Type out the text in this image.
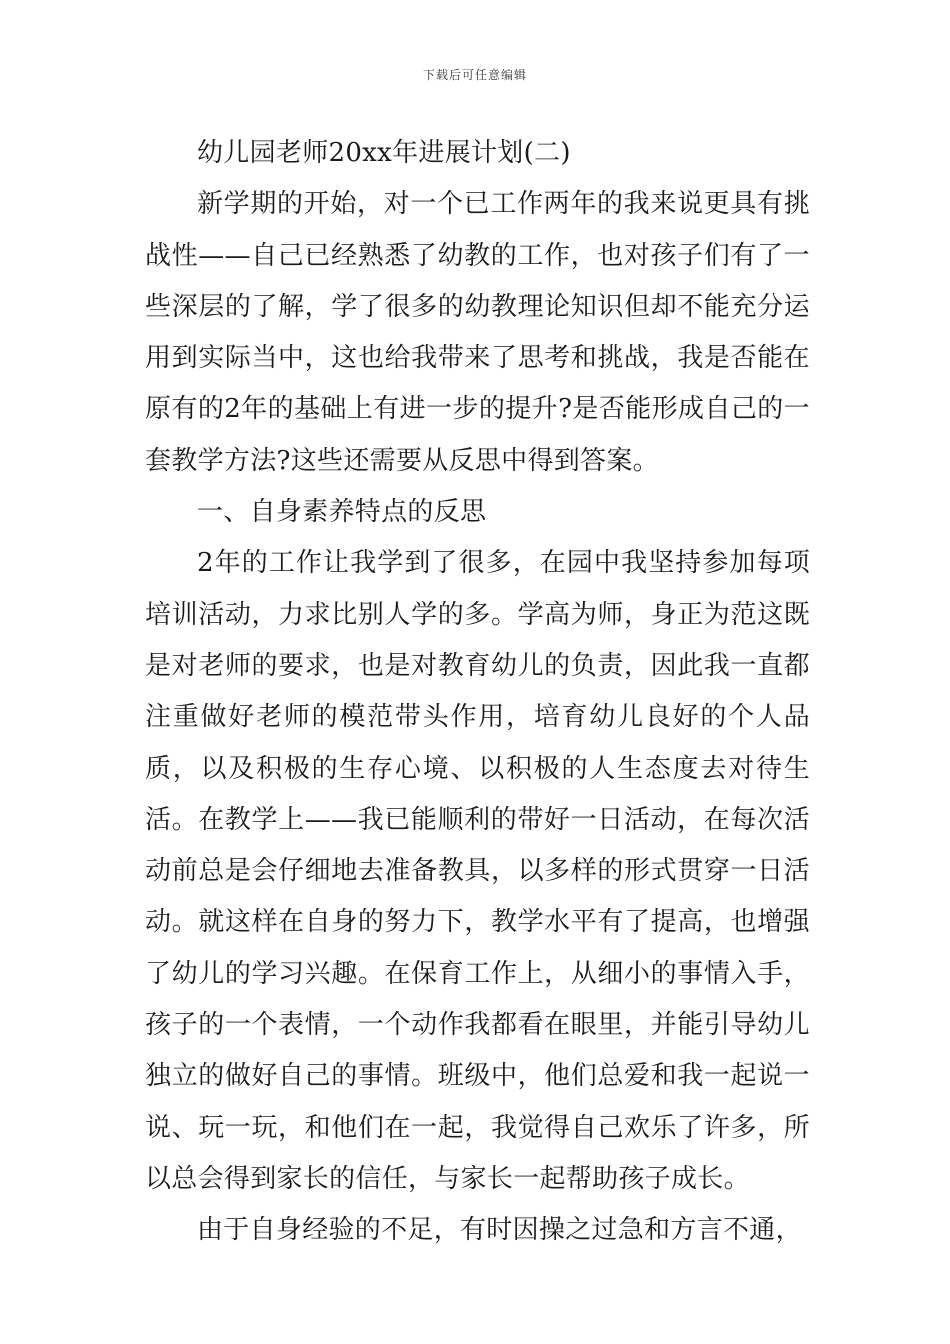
下载后可任意编辑

幼儿园老师20xx年进展计划(二)

新学期的开始，对一个已工作两年的我来说更具有挑战性——自己已经熟悉了幼教的工作，也对孩子们有了一些深层的了解，学了很多的幼教理论知识但却不能充分运用到实际当中，这也给我带来了思考和挑战，我是否能在原有的2年的基础上有进一步的提升?是否能形成自己的一套教学方法?这些还需要从反思中得到答案。

一、自身素养特点的反思

2年的工作让我学到了很多，在园中我坚持参加每项培训活动，力求比别人学的多。学高为师，身正为范这既是对老师的要求，也是对教育幼儿的负责，因此我一直都注重做好老师的模范带头作用，培育幼儿良好的个人品质，以及积极的生存心境、以积极的人生态度去对待生活。在教学上——我已能顺利的带好一日活动，在每次活动前总是会仔细地去准备教具，以多样的形式贯穿一日活动。就这样在自身的努力下，教学水平有了提高，也增强了幼儿的学习兴趣。在保育工作上，从细小的事情入手，孩子的一个表情，一个动作我都看在眼里，并能引导幼儿独立的做好自己的事情。班级中，他们总爱和我一起说一说、玩一玩，和他们在一起，我觉得自己欢乐了许多，所以总会得到家长的信任，与家长一起帮助孩子成长。

由于自身经验的不足，有时因操之过急和方言不通，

________________________________________

» REQUIRED WORK: Copy everything in the records above except the pictures, exactly as written.

» OUTPUT BELOW:
Type out the text in this image.
下载后可任意编辑

幼儿园老师20xx年进展计划(二)

新学期的开始，对一个已工作两年的我来说更具有挑战性——自己已经熟悉了幼教的工作，也对孩子们有了一些深层的了解，学了很多的幼教理论知识但却不能充分运用到实际当中，这也给我带来了思考和挑战，我是否能在原有的2年的基础上有进一步的提升?是否能形成自己的一套教学方法?这些还需要从反思中得到答案。

一、自身素养特点的反思

2年的工作让我学到了很多，在园中我坚持参加每项培训活动，力求比别人学的多。学高为师，身正为范这既是对老师的要求，也是对教育幼儿的负责，因此我一直都注重做好老师的模范带头作用，培育幼儿良好的个人品质，以及积极的生存心境、以积极的人生态度去对待生活。在教学上——我已能顺利的带好一日活动，在每次活动前总是会仔细地去准备教具，以多样的形式贯穿一日活动。就这样在自身的努力下，教学水平有了提高，也增强了幼儿的学习兴趣。在保育工作上，从细小的事情入手，孩子的一个表情，一个动作我都看在眼里，并能引导幼儿独立的做好自己的事情。班级中，他们总爱和我一起说一说、玩一玩，和他们在一起，我觉得自己欢乐了许多，所以总会得到家长的信任，与家长一起帮助孩子成长。

由于自身经验的不足，有时因操之过急和方言不通，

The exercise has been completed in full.